Among the entries below, count the lines that contain the word "this". Write down only the total.

===== EXERCISE DATA =====

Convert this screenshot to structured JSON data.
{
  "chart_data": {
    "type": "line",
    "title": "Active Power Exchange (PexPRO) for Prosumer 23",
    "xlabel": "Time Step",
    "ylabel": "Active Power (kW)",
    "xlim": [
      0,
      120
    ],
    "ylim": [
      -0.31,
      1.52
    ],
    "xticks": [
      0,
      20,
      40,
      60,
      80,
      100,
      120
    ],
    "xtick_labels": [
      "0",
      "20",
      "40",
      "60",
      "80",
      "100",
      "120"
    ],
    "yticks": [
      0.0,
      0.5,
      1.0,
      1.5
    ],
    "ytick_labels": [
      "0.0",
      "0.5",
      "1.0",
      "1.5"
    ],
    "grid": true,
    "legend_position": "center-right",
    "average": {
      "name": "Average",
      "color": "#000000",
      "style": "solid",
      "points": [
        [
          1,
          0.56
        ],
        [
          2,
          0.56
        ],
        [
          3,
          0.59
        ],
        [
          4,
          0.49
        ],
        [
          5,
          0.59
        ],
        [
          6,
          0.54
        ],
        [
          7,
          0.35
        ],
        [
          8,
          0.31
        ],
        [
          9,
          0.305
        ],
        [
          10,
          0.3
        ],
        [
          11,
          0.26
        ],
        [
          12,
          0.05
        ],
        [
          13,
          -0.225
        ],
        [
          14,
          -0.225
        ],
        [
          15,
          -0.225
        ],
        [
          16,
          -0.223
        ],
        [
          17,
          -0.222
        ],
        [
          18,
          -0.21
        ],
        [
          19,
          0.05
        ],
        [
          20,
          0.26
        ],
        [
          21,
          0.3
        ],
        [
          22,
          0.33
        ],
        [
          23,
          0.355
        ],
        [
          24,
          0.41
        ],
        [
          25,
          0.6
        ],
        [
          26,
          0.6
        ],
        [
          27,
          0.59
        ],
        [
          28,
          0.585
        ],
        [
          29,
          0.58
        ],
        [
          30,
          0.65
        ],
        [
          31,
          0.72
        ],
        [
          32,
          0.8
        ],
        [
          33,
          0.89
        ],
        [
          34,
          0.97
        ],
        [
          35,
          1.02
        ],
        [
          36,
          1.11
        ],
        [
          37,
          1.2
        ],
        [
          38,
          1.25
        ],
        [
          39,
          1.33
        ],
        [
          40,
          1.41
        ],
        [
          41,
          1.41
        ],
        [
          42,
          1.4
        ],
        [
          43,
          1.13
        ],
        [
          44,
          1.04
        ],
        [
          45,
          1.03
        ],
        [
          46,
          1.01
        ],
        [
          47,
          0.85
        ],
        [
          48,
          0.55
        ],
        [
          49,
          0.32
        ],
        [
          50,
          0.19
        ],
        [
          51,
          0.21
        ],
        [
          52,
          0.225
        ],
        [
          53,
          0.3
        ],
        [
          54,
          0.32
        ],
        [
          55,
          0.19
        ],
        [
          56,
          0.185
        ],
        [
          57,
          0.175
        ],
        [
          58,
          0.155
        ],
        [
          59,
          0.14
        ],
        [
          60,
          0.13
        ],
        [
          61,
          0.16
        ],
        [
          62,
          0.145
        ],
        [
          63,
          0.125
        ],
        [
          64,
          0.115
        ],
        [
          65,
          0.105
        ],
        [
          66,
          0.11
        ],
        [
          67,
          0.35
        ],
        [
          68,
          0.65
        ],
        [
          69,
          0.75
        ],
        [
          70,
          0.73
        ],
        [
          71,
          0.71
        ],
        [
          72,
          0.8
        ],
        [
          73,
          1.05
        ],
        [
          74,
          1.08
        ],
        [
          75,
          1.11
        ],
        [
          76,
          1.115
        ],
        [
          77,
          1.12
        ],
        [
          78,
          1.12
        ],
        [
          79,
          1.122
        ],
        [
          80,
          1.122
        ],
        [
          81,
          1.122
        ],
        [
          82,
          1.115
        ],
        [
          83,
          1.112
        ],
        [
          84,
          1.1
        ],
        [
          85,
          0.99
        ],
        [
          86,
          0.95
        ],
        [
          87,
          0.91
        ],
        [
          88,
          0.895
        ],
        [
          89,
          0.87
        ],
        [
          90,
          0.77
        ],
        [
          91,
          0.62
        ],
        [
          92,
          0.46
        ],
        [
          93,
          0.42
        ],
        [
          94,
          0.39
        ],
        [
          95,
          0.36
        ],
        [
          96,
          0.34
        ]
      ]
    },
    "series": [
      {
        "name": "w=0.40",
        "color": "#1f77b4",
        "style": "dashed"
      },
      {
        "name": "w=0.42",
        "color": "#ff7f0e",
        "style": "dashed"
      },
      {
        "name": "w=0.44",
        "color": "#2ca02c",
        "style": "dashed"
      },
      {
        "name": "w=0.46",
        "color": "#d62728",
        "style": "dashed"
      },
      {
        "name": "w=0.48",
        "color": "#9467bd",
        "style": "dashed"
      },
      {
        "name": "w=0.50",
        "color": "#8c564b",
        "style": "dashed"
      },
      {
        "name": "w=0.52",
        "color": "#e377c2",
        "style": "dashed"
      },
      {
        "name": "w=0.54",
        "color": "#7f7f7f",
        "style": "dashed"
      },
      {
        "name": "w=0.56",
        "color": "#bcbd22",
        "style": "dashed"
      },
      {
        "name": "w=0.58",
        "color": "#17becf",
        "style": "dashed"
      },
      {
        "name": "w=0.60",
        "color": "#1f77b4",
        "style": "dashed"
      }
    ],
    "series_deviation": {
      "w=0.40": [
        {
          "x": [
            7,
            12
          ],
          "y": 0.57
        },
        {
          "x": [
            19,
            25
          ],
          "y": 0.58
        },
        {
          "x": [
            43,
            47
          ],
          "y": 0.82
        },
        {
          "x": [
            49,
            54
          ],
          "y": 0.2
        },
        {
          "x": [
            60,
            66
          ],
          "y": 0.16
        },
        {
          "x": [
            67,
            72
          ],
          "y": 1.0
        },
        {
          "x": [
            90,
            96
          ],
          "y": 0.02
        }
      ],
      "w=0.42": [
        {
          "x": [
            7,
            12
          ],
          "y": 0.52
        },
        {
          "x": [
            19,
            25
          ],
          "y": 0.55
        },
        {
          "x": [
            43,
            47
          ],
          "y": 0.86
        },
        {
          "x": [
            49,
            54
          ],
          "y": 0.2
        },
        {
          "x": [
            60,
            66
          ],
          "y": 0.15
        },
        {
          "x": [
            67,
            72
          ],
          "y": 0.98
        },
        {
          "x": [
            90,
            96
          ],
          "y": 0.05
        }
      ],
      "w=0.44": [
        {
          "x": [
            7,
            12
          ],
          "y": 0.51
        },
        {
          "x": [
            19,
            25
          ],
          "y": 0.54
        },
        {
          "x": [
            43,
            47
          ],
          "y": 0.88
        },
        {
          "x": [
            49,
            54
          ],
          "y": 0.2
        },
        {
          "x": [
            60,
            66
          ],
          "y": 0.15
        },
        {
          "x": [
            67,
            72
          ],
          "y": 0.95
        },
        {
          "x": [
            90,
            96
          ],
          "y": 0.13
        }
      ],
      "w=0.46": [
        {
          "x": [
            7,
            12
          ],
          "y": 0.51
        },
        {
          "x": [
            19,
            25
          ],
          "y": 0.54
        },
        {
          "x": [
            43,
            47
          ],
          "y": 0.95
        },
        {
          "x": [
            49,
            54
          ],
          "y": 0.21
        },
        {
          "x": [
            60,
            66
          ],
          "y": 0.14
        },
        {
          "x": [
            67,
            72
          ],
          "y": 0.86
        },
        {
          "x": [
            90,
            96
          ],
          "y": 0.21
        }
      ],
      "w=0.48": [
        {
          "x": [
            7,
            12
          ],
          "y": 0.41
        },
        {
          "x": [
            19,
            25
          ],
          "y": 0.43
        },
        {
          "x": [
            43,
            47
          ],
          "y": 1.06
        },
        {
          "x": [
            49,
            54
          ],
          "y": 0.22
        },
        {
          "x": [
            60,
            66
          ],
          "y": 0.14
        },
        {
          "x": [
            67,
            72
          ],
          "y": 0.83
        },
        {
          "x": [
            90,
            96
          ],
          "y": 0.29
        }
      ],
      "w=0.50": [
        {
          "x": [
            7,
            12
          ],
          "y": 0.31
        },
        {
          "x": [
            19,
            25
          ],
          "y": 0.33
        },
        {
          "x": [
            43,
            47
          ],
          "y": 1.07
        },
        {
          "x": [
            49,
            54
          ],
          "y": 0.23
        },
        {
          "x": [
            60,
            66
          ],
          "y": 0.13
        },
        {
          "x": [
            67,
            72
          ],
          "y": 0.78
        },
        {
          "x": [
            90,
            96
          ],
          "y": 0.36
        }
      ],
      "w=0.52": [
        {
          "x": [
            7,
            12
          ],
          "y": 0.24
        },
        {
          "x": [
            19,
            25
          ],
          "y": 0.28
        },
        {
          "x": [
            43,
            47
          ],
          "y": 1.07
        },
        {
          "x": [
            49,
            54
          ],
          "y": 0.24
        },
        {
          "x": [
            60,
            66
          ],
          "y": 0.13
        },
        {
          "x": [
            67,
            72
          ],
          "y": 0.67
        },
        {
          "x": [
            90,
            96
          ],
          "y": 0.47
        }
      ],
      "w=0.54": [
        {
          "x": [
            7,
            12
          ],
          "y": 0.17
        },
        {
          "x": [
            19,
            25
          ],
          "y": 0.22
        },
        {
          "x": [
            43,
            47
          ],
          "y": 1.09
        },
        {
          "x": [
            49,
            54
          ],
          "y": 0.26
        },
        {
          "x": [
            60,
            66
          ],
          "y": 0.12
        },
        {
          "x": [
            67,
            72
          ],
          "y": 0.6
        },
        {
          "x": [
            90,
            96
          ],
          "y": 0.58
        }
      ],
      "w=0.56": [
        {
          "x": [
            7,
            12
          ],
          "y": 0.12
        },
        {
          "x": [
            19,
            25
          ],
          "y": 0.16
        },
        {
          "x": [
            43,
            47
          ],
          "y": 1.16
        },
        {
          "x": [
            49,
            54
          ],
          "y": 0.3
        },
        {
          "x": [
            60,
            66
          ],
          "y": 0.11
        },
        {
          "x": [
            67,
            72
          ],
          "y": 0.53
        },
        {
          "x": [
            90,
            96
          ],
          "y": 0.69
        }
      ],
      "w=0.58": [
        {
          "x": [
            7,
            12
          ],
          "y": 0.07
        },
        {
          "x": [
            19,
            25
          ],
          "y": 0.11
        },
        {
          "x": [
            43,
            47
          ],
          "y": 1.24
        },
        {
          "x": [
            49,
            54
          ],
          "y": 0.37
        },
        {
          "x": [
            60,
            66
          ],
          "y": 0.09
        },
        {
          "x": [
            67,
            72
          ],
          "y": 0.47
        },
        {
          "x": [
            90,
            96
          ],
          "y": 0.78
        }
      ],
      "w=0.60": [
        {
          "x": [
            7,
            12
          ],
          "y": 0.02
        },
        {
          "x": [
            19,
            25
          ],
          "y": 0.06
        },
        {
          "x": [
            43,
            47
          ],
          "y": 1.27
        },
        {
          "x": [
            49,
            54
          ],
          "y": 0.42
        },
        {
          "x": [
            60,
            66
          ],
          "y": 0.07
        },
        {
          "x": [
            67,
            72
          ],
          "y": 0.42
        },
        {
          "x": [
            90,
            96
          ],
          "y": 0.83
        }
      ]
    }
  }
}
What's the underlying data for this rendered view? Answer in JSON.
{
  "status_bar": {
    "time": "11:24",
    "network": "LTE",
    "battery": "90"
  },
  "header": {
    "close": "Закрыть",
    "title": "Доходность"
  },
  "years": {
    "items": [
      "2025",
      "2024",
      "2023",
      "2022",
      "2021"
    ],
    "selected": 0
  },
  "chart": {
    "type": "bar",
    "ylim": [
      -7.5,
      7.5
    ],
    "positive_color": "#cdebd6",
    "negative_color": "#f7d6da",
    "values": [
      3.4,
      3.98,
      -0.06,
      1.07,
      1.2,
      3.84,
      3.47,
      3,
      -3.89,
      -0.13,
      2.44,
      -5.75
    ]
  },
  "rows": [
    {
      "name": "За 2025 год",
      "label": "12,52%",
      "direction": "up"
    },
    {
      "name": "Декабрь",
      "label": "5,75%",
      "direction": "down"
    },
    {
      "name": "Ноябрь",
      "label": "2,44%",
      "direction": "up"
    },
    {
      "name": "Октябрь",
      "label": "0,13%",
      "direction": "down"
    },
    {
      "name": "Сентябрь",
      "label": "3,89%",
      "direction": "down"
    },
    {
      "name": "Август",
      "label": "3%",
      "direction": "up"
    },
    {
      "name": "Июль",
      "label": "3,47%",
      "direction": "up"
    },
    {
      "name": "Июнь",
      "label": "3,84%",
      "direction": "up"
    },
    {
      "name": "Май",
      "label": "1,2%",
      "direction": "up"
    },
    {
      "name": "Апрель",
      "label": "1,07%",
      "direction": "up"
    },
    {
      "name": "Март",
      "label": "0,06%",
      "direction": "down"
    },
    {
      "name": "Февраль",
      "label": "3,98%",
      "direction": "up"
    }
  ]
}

=====

▶ WRITTEN RESPONSE
2